> Your instructions: Copy out every line exactly as given.
********
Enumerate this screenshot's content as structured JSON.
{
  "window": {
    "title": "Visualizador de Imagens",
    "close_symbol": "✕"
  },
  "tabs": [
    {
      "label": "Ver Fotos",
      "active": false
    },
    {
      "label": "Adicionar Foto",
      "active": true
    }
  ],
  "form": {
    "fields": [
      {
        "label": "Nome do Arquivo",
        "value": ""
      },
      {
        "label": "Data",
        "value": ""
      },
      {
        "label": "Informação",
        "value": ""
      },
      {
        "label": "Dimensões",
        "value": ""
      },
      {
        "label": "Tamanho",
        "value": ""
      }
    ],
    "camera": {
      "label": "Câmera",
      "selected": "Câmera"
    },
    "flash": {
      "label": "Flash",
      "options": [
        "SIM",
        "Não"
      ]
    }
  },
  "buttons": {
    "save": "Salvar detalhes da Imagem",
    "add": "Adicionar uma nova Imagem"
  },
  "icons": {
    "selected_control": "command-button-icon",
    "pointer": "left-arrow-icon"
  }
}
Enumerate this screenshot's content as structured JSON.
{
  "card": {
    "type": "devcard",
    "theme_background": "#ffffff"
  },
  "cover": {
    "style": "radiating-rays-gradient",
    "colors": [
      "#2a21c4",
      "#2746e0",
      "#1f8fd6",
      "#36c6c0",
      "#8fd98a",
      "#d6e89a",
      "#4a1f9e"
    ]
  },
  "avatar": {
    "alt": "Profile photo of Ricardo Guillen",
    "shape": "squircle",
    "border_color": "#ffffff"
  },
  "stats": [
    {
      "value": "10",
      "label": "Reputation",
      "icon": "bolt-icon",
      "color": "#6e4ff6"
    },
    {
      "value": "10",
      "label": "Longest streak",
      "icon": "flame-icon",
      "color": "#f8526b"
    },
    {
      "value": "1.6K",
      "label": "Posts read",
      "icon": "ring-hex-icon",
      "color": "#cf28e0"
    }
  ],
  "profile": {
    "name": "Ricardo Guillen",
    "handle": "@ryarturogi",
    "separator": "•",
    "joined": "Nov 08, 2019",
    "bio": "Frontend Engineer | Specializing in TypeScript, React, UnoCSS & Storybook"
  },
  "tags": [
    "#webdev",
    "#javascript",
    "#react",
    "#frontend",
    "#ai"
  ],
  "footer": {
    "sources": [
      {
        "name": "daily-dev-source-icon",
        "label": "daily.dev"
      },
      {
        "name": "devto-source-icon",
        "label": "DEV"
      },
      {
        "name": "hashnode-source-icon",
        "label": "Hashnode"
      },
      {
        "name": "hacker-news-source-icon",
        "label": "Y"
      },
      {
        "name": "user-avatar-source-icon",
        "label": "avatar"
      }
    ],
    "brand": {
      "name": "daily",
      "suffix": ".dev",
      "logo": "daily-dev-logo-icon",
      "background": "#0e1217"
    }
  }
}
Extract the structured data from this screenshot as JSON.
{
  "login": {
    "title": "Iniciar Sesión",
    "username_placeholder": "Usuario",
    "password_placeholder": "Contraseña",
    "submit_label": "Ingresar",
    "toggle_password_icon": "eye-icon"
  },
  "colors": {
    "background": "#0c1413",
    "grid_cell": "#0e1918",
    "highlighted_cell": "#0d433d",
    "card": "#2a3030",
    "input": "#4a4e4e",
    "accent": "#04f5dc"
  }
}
********
> Final result:
Enumerate this screenshot's content as structured JSON.
{
  "window": {
    "title": "Visualizador de Imagens",
    "close_symbol": "✕"
  },
  "tabs": [
    {
      "label": "Ver Fotos",
      "active": false
    },
    {
      "label": "Adicionar Foto",
      "active": true
    }
  ],
  "form": {
    "fields": [
      {
        "label": "Nome do Arquivo",
        "value": ""
      },
      {
        "label": "Data",
        "value": ""
      },
      {
        "label": "Informação",
        "value": ""
      },
      {
        "label": "Dimensões",
        "value": ""
      },
      {
        "label": "Tamanho",
        "value": ""
      }
    ],
    "camera": {
      "label": "Câmera",
      "selected": "Câmera"
    },
    "flash": {
      "label": "Flash",
      "options": [
        "SIM",
        "Não"
      ]
    }
  },
  "buttons": {
    "save": "Salvar detalhes da Imagem",
    "add": "Adicionar uma nova Imagem"
  },
  "icons": {
    "selected_control": "command-button-icon",
    "pointer": "left-arrow-icon"
  }
}
Enumerate this screenshot's content as structured JSON.
{
  "card": {
    "type": "devcard",
    "theme_background": "#ffffff"
  },
  "cover": {
    "style": "radiating-rays-gradient",
    "colors": [
      "#2a21c4",
      "#2746e0",
      "#1f8fd6",
      "#36c6c0",
      "#8fd98a",
      "#d6e89a",
      "#4a1f9e"
    ]
  },
  "avatar": {
    "alt": "Profile photo of Ricardo Guillen",
    "shape": "squircle",
    "border_color": "#ffffff"
  },
  "stats": [
    {
      "value": "10",
      "label": "Reputation",
      "icon": "bolt-icon",
      "color": "#6e4ff6"
    },
    {
      "value": "10",
      "label": "Longest streak",
      "icon": "flame-icon",
      "color": "#f8526b"
    },
    {
      "value": "1.6K",
      "label": "Posts read",
      "icon": "ring-hex-icon",
      "color": "#cf28e0"
    }
  ],
  "profile": {
    "name": "Ricardo Guillen",
    "handle": "@ryarturogi",
    "separator": "•",
    "joined": "Nov 08, 2019",
    "bio": "Frontend Engineer | Specializing in TypeScript, React, UnoCSS & Storybook"
  },
  "tags": [
    "#webdev",
    "#javascript",
    "#react",
    "#frontend",
    "#ai"
  ],
  "footer": {
    "sources": [
      {
        "name": "daily-dev-source-icon",
        "label": "daily.dev"
      },
      {
        "name": "devto-source-icon",
        "label": "DEV"
      },
      {
        "name": "hashnode-source-icon",
        "label": "Hashnode"
      },
      {
        "name": "hacker-news-source-icon",
        "label": "Y"
      },
      {
        "name": "user-avatar-source-icon",
        "label": "avatar"
      }
    ],
    "brand": {
      "name": "daily",
      "suffix": ".dev",
      "logo": "daily-dev-logo-icon",
      "background": "#0e1217"
    }
  }
}
Extract the structured data from this screenshot as JSON.
{
  "login": {
    "title": "Iniciar Sesión",
    "username_placeholder": "Usuario",
    "password_placeholder": "Contraseña",
    "submit_label": "Ingresar",
    "toggle_password_icon": "eye-icon"
  },
  "colors": {
    "background": "#0c1413",
    "grid_cell": "#0e1918",
    "highlighted_cell": "#0d433d",
    "card": "#2a3030",
    "input": "#4a4e4e",
    "accent": "#04f5dc"
  }
}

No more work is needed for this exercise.